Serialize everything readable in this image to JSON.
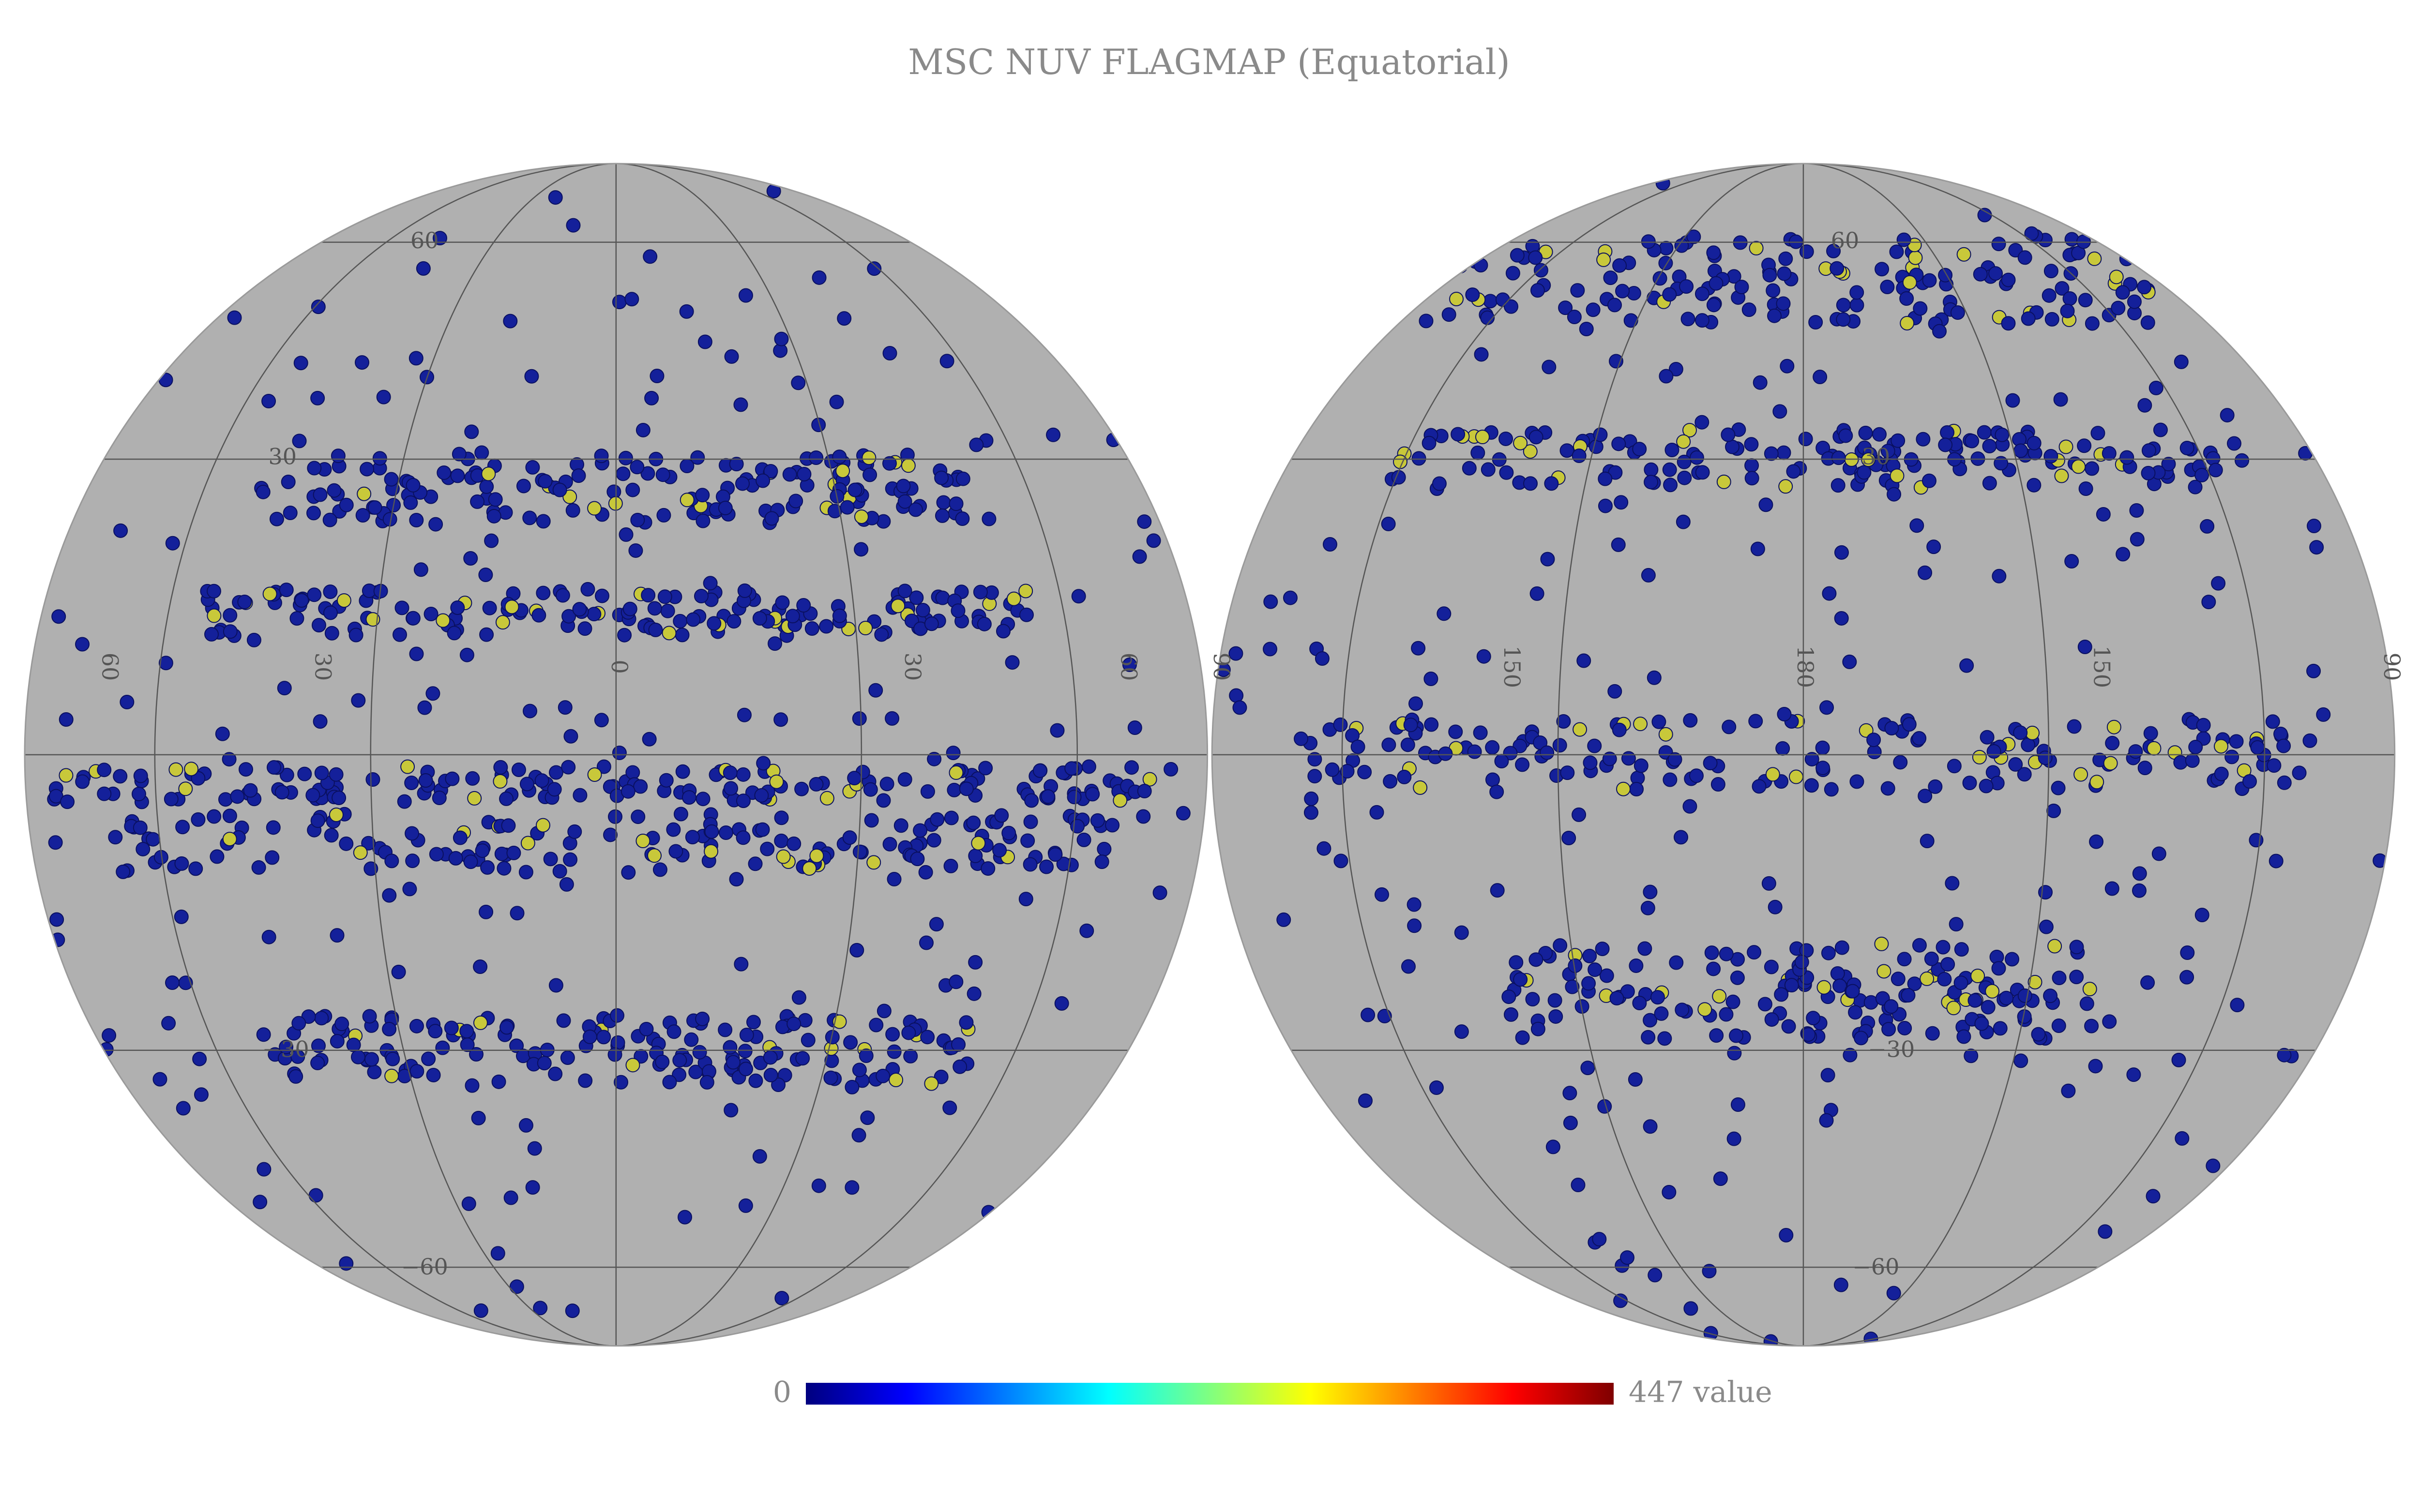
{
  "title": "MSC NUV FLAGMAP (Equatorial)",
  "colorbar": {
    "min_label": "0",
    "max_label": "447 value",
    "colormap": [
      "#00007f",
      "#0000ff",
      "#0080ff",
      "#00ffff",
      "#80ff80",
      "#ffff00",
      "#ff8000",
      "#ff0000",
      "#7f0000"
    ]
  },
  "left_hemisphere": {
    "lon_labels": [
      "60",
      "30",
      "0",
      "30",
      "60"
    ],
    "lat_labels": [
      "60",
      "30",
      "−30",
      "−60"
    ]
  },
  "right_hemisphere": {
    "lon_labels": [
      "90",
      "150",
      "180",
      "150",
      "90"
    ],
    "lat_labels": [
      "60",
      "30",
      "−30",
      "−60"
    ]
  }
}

.....

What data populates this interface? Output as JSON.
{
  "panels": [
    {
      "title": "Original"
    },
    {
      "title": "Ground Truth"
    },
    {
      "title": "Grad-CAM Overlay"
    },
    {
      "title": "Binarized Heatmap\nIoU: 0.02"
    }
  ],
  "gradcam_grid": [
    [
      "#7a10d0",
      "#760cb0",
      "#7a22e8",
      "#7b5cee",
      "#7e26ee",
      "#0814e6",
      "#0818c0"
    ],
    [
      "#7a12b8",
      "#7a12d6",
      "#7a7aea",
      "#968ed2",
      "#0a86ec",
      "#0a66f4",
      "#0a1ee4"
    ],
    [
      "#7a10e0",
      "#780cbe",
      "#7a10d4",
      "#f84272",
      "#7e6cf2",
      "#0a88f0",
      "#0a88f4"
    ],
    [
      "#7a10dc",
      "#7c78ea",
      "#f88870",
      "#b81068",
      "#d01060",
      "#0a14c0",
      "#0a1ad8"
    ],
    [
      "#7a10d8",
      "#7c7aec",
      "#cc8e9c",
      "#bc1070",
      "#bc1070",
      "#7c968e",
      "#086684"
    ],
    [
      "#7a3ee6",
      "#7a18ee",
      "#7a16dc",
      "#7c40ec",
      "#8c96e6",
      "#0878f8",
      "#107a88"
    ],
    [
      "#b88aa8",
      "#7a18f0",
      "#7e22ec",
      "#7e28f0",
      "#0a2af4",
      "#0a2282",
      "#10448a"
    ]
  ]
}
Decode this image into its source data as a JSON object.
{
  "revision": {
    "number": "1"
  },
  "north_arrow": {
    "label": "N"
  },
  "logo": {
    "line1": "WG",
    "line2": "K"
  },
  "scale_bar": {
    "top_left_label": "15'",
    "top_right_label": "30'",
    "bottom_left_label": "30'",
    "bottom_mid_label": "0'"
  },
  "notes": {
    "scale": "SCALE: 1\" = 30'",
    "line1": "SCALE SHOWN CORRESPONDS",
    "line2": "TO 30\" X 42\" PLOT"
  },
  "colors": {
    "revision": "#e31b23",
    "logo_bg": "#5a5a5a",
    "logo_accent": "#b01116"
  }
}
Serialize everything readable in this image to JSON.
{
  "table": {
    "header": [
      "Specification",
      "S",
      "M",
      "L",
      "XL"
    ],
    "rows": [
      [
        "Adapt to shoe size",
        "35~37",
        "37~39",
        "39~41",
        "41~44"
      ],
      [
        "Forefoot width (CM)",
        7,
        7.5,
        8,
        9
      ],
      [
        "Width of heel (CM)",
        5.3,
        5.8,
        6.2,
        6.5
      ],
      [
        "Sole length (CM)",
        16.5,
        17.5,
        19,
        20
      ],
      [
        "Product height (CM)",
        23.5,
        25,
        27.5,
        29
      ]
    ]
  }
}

.....

*REQUIREMENT*
Filter the records for lines holding the string "JSON". Copy each one.

*EXERCISE RESULT*
Serialize everything readable in this image to JSON.
What data populates this interface? Output as JSON.
Decode this image into its source data as a JSON object.
Serialize everything readable in this image to JSON.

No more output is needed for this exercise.